PROVIDED RECORDS:
******************************

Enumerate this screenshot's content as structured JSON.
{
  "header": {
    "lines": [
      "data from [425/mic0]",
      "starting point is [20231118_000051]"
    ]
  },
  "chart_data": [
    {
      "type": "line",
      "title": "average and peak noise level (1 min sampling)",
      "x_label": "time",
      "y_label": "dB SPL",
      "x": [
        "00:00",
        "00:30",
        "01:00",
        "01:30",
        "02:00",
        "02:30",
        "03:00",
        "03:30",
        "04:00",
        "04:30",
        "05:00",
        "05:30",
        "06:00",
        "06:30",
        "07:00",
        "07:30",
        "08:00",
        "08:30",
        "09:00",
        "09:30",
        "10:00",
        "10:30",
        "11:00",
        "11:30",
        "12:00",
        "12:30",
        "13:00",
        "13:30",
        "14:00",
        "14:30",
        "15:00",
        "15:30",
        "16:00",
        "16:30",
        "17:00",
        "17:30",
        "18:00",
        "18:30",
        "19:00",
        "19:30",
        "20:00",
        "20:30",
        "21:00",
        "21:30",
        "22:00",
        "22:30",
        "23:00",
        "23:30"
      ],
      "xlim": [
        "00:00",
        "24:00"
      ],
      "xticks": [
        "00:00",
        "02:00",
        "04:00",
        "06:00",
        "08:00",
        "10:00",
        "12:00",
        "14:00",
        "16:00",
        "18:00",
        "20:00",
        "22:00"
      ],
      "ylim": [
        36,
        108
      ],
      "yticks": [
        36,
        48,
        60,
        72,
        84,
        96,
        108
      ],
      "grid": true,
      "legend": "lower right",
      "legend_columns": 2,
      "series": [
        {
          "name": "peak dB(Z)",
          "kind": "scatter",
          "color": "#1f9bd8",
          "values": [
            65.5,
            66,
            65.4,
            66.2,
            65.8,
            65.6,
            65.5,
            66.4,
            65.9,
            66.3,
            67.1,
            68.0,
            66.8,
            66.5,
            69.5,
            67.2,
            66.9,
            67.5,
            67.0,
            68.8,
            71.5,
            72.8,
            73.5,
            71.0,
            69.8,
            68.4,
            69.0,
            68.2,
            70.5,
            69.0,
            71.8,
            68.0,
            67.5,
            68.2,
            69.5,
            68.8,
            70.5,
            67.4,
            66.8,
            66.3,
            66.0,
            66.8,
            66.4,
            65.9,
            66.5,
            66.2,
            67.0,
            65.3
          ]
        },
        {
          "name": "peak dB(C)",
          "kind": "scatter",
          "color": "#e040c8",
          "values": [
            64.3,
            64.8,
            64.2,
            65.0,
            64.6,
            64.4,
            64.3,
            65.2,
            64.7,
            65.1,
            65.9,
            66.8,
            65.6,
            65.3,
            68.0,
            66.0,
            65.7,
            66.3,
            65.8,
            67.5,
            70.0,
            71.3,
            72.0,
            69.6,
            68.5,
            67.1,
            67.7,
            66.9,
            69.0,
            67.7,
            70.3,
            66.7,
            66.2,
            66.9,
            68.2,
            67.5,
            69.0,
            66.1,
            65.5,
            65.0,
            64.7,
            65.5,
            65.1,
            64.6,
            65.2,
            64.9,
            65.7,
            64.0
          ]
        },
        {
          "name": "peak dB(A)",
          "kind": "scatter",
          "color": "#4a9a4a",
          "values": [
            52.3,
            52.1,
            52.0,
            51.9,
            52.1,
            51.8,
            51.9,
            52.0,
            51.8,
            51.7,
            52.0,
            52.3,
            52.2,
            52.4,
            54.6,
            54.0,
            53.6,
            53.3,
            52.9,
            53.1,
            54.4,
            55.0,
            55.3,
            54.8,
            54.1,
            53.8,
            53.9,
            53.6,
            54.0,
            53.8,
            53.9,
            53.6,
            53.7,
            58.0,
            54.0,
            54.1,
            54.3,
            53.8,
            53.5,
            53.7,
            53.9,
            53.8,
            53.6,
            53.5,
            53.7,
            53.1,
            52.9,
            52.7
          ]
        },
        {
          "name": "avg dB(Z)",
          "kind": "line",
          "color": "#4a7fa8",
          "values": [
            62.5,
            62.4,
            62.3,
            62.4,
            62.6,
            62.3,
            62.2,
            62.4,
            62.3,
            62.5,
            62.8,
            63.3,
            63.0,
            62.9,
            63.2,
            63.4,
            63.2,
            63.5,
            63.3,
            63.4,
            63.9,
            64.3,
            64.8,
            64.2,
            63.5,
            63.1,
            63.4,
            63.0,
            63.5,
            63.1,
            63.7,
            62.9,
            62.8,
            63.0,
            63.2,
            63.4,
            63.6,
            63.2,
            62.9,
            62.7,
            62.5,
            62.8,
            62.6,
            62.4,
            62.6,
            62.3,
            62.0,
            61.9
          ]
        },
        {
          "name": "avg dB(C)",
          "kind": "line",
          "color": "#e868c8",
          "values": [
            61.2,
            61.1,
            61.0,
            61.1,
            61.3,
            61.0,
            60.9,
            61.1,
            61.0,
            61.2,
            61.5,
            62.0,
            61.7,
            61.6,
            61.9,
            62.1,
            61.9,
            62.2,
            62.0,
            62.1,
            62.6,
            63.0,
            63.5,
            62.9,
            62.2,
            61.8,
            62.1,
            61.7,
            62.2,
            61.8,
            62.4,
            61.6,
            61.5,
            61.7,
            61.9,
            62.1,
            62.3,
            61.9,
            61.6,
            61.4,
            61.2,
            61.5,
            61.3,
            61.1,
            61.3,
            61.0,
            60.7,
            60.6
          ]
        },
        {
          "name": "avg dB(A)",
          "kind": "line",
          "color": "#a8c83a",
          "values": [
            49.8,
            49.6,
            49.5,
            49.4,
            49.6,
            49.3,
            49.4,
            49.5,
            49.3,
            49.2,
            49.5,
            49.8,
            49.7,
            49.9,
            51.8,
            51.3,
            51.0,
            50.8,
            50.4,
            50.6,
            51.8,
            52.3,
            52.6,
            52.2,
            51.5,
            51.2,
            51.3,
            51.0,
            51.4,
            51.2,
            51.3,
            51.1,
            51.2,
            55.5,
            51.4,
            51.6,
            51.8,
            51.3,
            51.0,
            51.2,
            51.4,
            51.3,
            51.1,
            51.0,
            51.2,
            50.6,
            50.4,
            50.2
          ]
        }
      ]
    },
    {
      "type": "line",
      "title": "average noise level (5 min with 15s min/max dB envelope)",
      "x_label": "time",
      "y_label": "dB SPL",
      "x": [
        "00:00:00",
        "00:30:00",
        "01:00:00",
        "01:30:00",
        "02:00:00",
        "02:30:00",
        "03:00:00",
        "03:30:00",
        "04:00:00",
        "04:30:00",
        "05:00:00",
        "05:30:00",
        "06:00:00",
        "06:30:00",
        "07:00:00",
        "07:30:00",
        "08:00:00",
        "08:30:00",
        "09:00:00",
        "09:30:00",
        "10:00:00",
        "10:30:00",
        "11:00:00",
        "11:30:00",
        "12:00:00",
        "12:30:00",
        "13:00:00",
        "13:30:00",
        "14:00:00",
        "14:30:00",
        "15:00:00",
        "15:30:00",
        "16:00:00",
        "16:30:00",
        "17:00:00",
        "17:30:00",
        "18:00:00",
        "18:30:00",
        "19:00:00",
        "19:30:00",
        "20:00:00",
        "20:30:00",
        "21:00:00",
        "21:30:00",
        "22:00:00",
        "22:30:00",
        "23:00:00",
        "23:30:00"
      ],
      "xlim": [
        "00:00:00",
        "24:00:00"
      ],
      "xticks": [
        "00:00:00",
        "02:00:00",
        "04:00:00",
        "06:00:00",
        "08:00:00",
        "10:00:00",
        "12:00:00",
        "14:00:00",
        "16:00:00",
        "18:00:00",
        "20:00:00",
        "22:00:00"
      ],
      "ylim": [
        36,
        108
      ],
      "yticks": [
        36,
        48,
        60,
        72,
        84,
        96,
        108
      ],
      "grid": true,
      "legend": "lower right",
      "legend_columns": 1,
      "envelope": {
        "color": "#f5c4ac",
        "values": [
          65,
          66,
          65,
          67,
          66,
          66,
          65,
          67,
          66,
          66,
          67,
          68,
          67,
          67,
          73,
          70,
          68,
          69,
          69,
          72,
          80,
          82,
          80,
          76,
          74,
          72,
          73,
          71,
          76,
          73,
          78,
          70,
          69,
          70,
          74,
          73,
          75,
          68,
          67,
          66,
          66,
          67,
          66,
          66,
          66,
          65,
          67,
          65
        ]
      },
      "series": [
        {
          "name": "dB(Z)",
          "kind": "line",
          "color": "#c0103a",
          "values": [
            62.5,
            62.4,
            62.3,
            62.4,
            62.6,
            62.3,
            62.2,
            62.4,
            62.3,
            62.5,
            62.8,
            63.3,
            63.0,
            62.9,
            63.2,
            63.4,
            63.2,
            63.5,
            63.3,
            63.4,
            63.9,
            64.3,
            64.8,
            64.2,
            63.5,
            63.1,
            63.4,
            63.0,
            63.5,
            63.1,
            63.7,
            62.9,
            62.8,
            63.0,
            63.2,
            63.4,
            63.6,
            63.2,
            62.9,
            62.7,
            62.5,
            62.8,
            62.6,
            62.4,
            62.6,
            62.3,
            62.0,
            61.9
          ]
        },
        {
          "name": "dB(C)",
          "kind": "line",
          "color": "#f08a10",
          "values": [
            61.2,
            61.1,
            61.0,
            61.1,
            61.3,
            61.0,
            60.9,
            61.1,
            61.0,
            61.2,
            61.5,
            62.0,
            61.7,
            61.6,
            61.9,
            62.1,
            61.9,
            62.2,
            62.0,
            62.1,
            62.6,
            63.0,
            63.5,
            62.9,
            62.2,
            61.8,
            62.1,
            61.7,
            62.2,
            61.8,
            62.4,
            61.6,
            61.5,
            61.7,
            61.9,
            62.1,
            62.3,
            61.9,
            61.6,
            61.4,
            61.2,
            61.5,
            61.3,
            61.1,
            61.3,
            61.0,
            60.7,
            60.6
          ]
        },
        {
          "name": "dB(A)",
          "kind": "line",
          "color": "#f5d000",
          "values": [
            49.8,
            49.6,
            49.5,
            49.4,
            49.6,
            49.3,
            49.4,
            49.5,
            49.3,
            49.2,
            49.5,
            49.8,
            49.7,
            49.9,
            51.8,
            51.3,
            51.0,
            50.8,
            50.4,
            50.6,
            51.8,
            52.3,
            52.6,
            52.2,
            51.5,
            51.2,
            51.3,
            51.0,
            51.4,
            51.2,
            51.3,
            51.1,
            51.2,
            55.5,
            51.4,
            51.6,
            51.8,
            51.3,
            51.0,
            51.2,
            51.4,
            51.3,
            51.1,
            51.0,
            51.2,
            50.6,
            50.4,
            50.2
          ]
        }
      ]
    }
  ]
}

******************************

Across the data above, how many lines include the word "title"? Give only the count.

WRITTEN ANSWER: 2